#### Supplied material
########
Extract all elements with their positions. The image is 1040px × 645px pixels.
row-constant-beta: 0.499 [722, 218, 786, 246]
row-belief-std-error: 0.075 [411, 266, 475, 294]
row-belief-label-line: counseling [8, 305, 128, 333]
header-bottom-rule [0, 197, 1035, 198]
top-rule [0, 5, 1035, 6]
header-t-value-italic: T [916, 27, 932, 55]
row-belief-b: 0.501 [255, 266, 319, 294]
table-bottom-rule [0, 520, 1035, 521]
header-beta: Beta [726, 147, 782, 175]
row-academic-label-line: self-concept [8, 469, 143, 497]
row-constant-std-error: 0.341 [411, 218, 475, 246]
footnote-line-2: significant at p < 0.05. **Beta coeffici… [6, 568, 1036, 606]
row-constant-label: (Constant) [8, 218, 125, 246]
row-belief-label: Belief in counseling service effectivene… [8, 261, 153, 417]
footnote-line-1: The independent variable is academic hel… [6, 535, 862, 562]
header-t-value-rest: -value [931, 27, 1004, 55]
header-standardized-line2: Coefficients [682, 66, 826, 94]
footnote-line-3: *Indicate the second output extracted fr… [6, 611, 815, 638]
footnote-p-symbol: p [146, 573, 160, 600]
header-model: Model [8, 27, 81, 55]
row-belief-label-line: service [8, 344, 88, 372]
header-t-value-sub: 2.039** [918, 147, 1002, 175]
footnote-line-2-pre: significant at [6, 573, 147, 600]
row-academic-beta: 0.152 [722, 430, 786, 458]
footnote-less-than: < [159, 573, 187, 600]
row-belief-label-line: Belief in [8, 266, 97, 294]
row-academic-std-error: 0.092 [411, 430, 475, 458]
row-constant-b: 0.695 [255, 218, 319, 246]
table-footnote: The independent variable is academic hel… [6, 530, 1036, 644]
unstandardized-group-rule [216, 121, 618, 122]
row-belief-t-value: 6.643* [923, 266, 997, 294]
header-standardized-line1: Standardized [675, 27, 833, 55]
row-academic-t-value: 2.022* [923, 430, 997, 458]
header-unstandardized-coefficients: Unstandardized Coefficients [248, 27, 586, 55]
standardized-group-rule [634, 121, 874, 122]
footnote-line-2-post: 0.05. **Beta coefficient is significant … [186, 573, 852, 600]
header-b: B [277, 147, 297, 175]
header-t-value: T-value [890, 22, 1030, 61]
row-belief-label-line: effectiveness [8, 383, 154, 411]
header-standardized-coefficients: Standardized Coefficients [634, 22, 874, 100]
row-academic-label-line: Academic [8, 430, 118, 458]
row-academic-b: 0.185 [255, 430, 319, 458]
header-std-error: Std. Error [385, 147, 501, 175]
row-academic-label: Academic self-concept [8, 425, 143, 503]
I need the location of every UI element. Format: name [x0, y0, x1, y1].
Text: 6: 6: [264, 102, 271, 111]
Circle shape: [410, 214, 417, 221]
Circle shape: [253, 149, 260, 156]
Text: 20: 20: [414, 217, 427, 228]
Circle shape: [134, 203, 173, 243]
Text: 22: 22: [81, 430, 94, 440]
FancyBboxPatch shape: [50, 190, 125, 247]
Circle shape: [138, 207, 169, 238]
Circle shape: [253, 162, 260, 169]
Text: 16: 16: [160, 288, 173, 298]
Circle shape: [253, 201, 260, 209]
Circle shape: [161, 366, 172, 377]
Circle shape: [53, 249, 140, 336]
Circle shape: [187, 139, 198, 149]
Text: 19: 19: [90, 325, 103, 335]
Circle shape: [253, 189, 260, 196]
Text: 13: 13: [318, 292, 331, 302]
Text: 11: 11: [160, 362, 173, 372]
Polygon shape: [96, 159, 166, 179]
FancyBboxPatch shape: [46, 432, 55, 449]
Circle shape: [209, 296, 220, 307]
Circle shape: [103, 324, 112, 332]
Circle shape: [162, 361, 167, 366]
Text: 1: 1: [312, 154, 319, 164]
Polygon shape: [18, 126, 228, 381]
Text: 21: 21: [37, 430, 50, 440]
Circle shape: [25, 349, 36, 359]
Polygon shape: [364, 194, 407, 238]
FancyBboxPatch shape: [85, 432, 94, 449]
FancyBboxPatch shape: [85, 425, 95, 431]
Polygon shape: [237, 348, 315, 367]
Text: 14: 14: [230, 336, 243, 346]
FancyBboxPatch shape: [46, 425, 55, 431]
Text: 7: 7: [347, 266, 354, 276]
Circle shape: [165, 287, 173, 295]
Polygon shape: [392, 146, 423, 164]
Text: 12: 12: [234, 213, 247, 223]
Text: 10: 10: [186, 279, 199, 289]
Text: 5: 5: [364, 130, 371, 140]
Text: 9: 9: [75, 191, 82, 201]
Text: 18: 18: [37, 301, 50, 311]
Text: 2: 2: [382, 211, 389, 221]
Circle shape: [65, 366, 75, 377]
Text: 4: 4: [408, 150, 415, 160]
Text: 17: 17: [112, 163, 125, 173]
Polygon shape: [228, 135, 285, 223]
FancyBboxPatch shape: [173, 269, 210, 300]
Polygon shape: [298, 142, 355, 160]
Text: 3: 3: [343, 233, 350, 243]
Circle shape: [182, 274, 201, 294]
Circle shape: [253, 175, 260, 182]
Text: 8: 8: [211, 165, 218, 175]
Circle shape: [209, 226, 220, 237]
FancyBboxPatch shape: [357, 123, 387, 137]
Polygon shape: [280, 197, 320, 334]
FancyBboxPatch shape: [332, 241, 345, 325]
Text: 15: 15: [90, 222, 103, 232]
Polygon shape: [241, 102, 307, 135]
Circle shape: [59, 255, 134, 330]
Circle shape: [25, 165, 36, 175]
########
#### Written request
How many lines of the records above contain the string "belief", matching case exactly? Reply with the number alone.

#### Solution to the exercise
8